> **EXERCISE INSTRUCTIONS**
Return each line that holds the word "this".
++++++++
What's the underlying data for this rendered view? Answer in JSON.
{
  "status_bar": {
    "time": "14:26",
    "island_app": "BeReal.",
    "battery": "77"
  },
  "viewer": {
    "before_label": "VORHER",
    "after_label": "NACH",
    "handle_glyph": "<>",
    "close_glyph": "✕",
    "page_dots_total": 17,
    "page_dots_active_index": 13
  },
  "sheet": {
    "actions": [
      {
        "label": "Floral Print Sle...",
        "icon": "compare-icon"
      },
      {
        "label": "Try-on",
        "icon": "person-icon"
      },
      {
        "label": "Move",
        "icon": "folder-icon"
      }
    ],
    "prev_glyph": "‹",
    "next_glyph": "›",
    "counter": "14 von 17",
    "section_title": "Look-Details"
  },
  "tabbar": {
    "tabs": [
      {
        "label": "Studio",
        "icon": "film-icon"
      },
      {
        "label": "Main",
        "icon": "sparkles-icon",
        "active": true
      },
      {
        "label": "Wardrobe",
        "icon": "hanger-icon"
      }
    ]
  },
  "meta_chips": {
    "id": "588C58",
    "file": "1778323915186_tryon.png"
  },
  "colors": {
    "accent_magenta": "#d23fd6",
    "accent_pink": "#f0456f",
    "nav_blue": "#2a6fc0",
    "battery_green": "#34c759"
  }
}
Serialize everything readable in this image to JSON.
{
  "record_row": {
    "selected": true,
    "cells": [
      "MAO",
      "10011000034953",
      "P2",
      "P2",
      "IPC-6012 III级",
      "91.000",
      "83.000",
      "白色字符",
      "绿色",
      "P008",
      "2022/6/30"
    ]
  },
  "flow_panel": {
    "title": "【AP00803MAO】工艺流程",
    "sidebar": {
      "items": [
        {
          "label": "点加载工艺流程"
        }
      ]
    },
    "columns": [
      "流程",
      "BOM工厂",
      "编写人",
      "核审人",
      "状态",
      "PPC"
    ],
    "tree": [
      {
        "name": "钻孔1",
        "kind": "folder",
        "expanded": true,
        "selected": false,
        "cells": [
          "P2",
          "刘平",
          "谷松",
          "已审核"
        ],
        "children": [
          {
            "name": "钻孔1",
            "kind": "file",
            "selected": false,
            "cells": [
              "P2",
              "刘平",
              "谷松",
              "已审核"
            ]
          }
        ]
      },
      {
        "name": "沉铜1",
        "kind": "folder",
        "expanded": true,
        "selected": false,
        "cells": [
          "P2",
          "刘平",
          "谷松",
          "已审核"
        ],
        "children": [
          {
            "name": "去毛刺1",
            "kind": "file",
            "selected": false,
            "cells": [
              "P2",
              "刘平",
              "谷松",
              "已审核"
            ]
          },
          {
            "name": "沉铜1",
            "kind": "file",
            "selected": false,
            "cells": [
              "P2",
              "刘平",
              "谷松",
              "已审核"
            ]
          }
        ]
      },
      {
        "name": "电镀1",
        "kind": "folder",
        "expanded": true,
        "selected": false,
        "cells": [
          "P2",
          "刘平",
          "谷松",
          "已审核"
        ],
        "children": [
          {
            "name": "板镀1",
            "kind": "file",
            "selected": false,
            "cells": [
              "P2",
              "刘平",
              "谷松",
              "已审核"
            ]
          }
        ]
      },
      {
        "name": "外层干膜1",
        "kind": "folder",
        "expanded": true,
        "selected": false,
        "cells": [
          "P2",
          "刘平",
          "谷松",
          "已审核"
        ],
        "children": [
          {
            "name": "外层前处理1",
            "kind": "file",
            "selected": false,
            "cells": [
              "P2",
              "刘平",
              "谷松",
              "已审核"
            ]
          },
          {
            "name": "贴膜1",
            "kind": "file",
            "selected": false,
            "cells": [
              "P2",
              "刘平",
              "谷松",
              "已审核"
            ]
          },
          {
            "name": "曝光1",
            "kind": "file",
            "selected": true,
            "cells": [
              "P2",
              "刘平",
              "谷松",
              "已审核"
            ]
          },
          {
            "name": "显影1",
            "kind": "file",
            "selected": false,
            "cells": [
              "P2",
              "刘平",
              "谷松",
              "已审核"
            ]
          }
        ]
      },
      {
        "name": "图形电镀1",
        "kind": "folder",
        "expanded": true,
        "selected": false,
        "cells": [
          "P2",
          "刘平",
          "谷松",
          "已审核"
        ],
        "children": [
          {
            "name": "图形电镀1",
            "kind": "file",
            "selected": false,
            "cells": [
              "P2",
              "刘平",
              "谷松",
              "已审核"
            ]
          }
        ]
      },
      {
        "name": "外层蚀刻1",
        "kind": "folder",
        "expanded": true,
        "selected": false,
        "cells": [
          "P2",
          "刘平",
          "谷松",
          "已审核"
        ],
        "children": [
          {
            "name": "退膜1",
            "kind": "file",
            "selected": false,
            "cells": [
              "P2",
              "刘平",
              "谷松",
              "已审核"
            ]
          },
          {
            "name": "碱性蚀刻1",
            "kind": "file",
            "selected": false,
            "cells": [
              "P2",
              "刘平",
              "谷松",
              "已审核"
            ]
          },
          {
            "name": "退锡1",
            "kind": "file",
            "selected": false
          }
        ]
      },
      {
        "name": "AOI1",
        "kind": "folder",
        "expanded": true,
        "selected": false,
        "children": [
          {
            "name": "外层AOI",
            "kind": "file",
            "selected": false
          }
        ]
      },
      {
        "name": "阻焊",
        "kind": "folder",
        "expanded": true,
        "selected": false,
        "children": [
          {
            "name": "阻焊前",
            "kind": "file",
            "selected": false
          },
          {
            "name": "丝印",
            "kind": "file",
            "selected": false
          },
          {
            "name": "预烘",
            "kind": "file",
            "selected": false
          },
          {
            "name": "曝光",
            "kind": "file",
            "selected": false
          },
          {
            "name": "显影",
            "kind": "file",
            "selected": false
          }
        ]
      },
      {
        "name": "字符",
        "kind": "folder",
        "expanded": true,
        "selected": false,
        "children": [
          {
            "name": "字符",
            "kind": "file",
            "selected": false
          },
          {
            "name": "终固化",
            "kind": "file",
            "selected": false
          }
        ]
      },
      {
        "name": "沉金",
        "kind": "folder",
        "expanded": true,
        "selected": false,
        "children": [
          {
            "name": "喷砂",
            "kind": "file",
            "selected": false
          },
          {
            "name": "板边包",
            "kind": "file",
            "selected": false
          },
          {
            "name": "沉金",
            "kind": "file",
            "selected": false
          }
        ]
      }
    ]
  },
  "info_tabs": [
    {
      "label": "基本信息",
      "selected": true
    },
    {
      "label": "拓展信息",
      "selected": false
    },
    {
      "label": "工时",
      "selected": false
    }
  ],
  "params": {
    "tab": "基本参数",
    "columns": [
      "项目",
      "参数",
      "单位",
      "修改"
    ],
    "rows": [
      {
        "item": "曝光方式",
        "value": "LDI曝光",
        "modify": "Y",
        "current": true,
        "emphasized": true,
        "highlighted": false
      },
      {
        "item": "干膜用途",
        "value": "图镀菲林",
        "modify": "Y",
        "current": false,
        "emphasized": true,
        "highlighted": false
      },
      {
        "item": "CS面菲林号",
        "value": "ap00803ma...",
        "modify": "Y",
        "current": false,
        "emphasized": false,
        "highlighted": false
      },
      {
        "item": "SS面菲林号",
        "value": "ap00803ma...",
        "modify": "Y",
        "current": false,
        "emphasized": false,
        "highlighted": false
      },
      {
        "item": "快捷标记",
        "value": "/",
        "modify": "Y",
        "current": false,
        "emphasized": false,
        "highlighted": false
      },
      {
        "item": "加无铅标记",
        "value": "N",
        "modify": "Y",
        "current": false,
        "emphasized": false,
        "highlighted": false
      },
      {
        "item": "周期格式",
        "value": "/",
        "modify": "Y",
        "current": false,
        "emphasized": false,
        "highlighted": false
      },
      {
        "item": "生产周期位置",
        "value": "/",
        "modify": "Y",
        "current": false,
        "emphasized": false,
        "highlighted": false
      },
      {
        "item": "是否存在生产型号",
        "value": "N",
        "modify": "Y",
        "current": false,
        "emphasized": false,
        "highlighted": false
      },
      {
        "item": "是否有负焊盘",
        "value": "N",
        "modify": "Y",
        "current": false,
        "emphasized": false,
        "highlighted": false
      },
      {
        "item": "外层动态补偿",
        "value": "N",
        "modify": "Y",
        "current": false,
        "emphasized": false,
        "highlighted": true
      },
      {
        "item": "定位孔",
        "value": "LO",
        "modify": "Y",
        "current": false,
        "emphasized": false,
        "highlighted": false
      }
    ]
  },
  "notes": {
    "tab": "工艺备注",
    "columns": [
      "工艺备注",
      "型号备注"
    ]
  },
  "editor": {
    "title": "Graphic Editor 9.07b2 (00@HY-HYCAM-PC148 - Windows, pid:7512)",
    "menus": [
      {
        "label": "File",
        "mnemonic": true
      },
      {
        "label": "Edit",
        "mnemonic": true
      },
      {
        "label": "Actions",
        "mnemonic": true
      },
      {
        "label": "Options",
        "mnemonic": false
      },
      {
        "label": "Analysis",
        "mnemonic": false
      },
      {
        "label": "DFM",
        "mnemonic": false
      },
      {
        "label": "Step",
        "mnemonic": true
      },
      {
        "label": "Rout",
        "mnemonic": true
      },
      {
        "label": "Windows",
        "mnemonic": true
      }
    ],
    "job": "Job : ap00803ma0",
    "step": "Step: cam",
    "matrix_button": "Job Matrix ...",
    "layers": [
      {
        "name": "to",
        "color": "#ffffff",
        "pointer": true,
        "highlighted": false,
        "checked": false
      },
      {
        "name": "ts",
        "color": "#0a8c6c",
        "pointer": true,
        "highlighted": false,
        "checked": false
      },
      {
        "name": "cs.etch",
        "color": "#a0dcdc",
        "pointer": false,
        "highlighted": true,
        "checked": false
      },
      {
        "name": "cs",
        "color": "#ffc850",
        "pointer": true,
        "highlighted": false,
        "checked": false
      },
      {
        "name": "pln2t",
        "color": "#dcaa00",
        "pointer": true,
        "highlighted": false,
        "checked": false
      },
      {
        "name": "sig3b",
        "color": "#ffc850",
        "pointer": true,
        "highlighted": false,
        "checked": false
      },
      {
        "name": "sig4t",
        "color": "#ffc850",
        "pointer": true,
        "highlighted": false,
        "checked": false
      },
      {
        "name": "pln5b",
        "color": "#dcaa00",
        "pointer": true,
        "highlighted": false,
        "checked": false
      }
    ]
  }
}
++++++++
> **SOLUTION**
What's the underlying data for this rendered view? Answer in JSON.
Serialize everything readable in this image to JSON.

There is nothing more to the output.